#### [To do]
From the listing that follows, output everything exactly except the pictures.

#### [Given records]

[START]

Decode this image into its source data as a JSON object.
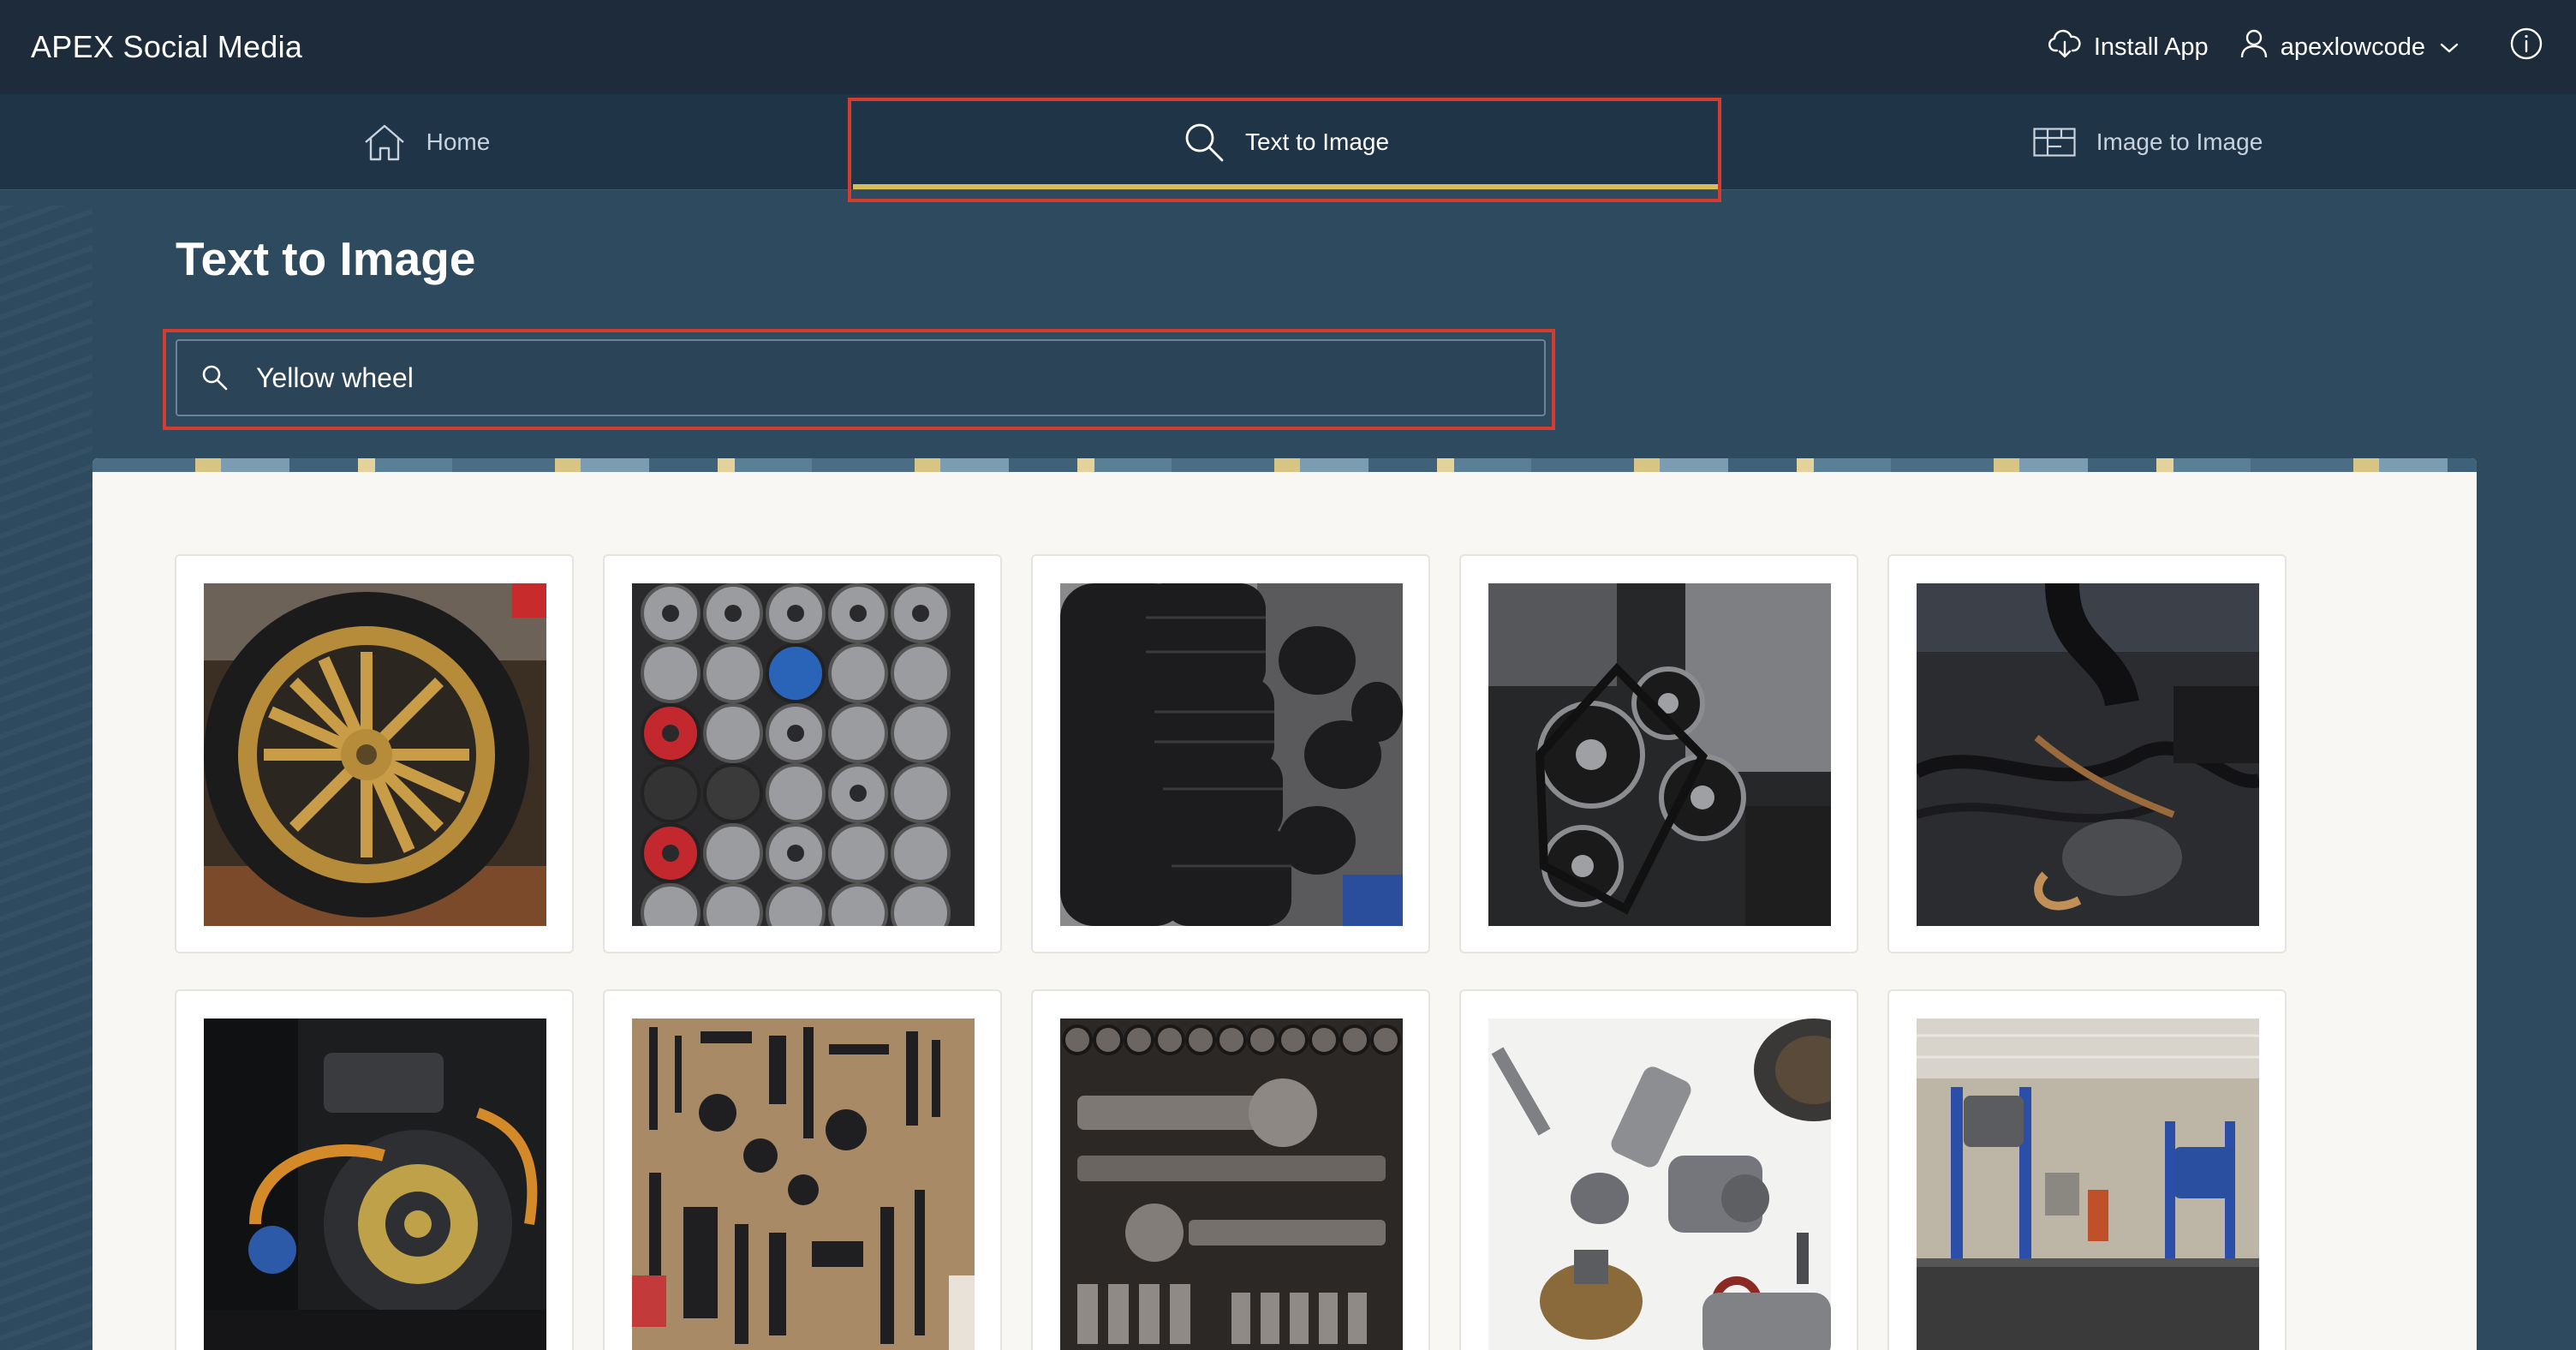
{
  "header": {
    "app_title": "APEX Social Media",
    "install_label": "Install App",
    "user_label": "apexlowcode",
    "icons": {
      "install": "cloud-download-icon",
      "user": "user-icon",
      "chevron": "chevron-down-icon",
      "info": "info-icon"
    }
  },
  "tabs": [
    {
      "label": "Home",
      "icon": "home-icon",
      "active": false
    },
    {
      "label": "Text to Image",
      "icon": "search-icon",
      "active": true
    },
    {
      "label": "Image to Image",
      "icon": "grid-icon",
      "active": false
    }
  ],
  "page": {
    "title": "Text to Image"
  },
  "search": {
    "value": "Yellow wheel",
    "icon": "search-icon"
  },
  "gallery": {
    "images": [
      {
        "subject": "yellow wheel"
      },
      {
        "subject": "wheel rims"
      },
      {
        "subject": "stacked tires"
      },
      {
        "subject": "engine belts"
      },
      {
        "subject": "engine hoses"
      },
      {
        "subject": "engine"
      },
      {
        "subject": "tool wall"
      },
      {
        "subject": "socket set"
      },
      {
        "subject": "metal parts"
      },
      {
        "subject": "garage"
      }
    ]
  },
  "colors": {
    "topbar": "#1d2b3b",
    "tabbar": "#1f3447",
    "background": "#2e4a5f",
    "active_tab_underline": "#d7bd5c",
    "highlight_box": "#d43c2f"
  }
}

[END]

#### [Task output]
Decode this image into its source data as a JSON object.
{
  "header": {
    "app_title": "APEX Social Media",
    "install_label": "Install App",
    "user_label": "apexlowcode",
    "icons": {
      "install": "cloud-download-icon",
      "user": "user-icon",
      "chevron": "chevron-down-icon",
      "info": "info-icon"
    }
  },
  "tabs": [
    {
      "label": "Home",
      "icon": "home-icon",
      "active": false
    },
    {
      "label": "Text to Image",
      "icon": "search-icon",
      "active": true
    },
    {
      "label": "Image to Image",
      "icon": "grid-icon",
      "active": false
    }
  ],
  "page": {
    "title": "Text to Image"
  },
  "search": {
    "value": "Yellow wheel",
    "icon": "search-icon"
  },
  "gallery": {
    "images": [
      {
        "subject": "yellow wheel"
      },
      {
        "subject": "wheel rims"
      },
      {
        "subject": "stacked tires"
      },
      {
        "subject": "engine belts"
      },
      {
        "subject": "engine hoses"
      },
      {
        "subject": "engine"
      },
      {
        "subject": "tool wall"
      },
      {
        "subject": "socket set"
      },
      {
        "subject": "metal parts"
      },
      {
        "subject": "garage"
      }
    ]
  },
  "colors": {
    "topbar": "#1d2b3b",
    "tabbar": "#1f3447",
    "background": "#2e4a5f",
    "active_tab_underline": "#d7bd5c",
    "highlight_box": "#d43c2f"
  }
}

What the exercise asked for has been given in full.